-- Begin Text to read --

I totally agree.  I have been involved with Novell for several years, and
their default policy when creating a user is that they cannot see anything
other than their home directory.  It does make setting up a little harder,
but then isn't that why the idea of groups was invented?

Accounts group can only look at accounts files
Sales group can only look at sales files

I haven't been using Linux for all that long, and I have a long way yet to
go, but isn't this the reason for groups in Linus as well ?  We go to great
lengths to try our best to keep out intruders.  Why make it easier for them
?

The normal users on a system are generally not the problem.  It is the
curious ones who like to fiddle, and giving them less to fiddle with
inevitably leads to less damage and less work for the admin.

Ian



-----Original Message-----
From: Nick [mailto:nick@glimmer.demon.co.uk]
Sent: Wednesday, June 06, 2001 6:13 PM
To: debian-user@lists.debian.org
Cc: Auke van der Gaast
Subject: Re: Why can't I?


On Wed, 13 Jun 2001 16:40:56 +0200, "Auke van der Gaast" <deflect@chello.nl>
wrote:

> I'm trying to restrict users' access to only their home dir
> (I don't want them to be able to see or reach / or even /home )
>     I've already wasted half a day on just that, I'd really appreciate
> it if anyone could tell me what to do.

-- End Text to read --

▶ [Goal 1]: Transcribe the listing verbatim, beginning at the line that contains "- chart-title: Small" and stopping after the line that contains "- class-0-point: [66, 364, 79, 377]".
The listing that follows the message is unrelated to it.

-- Begin Records supplied --

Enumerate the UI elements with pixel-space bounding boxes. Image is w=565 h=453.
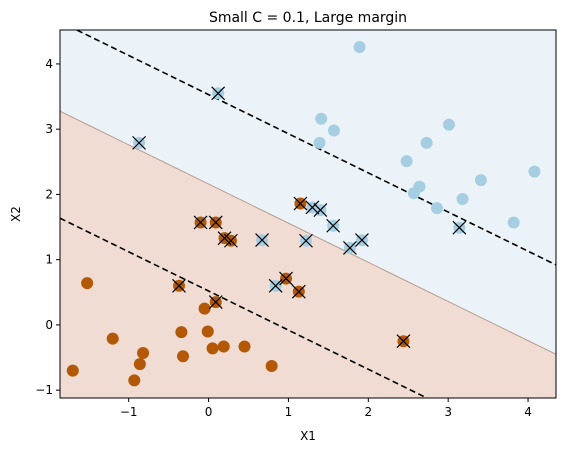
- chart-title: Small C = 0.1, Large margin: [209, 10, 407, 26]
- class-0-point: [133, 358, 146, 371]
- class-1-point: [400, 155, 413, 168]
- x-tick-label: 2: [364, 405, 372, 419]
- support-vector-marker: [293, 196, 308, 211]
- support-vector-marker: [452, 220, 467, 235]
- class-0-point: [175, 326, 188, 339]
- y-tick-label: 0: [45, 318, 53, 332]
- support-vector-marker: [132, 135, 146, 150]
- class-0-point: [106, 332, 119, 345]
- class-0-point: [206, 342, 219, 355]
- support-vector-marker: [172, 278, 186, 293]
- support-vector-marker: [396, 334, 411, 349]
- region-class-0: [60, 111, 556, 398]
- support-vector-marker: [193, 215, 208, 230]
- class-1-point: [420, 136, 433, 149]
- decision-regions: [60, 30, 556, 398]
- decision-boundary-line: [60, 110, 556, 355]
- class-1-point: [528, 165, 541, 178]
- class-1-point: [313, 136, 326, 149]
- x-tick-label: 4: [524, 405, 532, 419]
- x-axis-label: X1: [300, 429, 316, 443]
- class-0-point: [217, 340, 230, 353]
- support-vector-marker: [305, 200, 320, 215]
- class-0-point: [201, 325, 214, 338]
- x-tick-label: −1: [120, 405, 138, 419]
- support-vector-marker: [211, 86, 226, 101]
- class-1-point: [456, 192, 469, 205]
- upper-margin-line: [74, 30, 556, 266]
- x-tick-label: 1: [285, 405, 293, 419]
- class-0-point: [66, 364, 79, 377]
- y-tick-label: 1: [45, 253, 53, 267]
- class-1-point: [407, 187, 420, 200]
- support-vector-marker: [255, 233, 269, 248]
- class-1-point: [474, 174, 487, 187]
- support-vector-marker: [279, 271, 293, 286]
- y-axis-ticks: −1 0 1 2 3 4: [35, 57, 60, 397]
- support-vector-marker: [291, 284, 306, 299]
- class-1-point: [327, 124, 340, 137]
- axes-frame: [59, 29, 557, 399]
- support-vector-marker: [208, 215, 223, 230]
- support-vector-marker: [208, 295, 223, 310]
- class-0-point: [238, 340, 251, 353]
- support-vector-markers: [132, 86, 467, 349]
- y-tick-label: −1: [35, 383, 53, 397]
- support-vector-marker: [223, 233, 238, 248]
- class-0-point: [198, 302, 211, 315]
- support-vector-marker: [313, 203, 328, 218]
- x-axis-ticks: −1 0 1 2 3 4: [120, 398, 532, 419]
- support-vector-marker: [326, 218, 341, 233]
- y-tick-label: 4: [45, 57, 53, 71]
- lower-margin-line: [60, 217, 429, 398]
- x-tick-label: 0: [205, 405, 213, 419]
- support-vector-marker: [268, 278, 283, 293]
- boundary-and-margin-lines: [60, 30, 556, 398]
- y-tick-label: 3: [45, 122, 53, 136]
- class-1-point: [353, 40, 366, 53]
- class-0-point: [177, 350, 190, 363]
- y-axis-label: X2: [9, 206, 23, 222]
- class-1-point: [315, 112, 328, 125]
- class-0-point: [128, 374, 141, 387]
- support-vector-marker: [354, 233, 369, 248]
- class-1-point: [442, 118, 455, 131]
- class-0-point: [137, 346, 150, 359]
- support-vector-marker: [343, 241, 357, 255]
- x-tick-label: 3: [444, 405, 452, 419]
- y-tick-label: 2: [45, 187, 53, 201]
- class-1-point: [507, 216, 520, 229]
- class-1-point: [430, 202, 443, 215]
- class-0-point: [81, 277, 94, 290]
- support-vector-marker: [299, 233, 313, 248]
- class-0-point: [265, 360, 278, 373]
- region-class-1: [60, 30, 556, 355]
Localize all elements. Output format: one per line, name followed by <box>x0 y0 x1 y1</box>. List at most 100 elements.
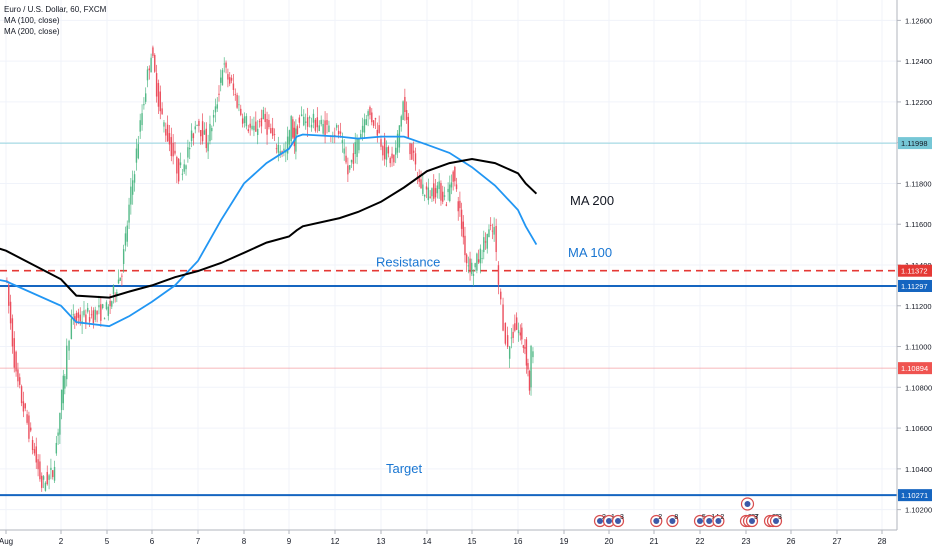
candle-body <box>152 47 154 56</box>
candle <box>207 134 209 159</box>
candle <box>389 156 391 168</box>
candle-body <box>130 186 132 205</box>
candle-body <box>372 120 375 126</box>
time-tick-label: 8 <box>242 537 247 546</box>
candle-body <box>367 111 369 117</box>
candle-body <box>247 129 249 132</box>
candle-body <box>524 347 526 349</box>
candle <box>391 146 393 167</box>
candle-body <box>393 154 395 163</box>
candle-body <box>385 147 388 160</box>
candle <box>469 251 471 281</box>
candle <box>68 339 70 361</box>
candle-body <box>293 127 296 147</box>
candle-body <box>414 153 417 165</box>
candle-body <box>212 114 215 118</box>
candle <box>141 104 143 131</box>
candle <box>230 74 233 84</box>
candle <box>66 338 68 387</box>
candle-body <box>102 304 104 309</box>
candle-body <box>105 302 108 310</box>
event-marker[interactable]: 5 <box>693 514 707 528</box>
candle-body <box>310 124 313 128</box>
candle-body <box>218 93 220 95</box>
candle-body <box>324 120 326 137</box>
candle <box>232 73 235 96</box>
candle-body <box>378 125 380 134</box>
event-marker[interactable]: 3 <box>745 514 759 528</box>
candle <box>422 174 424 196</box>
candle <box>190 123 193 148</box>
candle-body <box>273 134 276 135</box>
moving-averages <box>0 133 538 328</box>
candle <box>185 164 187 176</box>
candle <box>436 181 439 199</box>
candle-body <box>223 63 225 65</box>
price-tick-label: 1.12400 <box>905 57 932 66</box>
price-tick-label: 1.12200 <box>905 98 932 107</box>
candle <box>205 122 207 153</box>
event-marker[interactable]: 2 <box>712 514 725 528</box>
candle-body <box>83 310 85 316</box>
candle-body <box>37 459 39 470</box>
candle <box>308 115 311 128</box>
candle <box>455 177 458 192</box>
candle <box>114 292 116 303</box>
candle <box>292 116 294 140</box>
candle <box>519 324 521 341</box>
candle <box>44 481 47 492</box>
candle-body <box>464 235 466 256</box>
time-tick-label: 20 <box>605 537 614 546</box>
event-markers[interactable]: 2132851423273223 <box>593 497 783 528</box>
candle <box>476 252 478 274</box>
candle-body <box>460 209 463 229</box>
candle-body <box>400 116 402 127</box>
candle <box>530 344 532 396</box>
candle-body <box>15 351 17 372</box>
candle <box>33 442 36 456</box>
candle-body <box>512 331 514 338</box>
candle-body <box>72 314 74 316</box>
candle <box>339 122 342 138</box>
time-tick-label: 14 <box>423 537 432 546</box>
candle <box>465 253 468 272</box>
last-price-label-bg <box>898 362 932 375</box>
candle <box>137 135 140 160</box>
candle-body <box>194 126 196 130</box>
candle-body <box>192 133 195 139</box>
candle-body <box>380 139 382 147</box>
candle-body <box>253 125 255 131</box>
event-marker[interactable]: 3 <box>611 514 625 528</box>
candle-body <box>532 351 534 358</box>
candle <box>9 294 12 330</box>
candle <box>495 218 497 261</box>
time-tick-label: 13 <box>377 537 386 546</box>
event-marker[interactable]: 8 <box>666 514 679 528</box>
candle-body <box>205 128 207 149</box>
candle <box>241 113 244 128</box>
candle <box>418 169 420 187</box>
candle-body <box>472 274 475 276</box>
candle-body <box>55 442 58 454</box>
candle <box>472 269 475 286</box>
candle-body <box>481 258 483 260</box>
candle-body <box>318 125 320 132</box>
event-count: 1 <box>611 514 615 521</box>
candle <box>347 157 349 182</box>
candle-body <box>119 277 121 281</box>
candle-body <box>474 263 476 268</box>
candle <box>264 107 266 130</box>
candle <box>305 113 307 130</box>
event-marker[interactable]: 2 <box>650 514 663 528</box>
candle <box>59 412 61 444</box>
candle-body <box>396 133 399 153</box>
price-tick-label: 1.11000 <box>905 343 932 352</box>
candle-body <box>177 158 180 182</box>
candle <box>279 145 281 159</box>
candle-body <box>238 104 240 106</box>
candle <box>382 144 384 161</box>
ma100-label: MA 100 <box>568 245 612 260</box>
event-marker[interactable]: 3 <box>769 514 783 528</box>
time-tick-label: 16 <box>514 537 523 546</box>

-- End Records supplied --

▶ [Goal 2]: Reproduce the entire mailing-list message about restricting user access, word for word.

▶ [Correct response 1]:
- chart-title: Small C = 0.1, Large margin: [209, 10, 407, 26]
- class-0-point: [133, 358, 146, 371]
- class-1-point: [400, 155, 413, 168]
- x-tick-label: 2: [364, 405, 372, 419]
- support-vector-marker: [293, 196, 308, 211]
- support-vector-marker: [452, 220, 467, 235]
- class-0-point: [175, 326, 188, 339]
- y-tick-label: 0: [45, 318, 53, 332]
- support-vector-marker: [132, 135, 146, 150]
- class-0-point: [106, 332, 119, 345]
- class-0-point: [206, 342, 219, 355]
- support-vector-marker: [172, 278, 186, 293]
- support-vector-marker: [396, 334, 411, 349]
- region-class-0: [60, 111, 556, 398]
- support-vector-marker: [193, 215, 208, 230]
- class-1-point: [420, 136, 433, 149]
- decision-regions: [60, 30, 556, 398]
- decision-boundary-line: [60, 110, 556, 355]
- class-1-point: [528, 165, 541, 178]
- class-1-point: [313, 136, 326, 149]
- x-tick-label: 4: [524, 405, 532, 419]
- x-axis-label: X1: [300, 429, 316, 443]
- class-0-point: [217, 340, 230, 353]
- support-vector-marker: [305, 200, 320, 215]
- class-0-point: [201, 325, 214, 338]
- x-tick-label: −1: [120, 405, 138, 419]
- support-vector-marker: [211, 86, 226, 101]
- class-1-point: [456, 192, 469, 205]
- upper-margin-line: [74, 30, 556, 266]
- x-tick-label: 1: [285, 405, 293, 419]
- class-0-point: [66, 364, 79, 377]

▶ [Correct response 2]:
I totally agree.  I have been involved with Novell for several years, and
their default policy when creating a user is that they cannot see anything
other than their home directory.  It does make setting up a little harder,
but then isn't that why the idea of groups was invented?

Accounts group can only look at accounts files
Sales group can only look at sales files

I haven't been using Linux for all that long, and I have a long way yet to
go, but isn't this the reason for groups in Linus as well ?  We go to great
lengths to try our best to keep out intruders.  Why make it easier for them
?

The normal users on a system are generally not the problem.  It is the
curious ones who like to fiddle, and giving them less to fiddle with
inevitably leads to less damage and less work for the admin.

Ian



-----Original Message-----
From: Nick [mailto:nick@glimmer.demon.co.uk]
Sent: Wednesday, June 06, 2001 6:13 PM
To: debian-user@lists.debian.org
Cc: Auke van der Gaast
Subject: Re: Why can't I?


On Wed, 13 Jun 2001 16:40:56 +0200, "Auke van der Gaast" <deflect@chello.nl>
wrote:

> I'm trying to restrict users' access to only their home dir
> (I don't want them to be able to see or reach / or even /home )
>     I've already wasted half a day on just that, I'd really appreciate
> it if anyone could tell me what to do.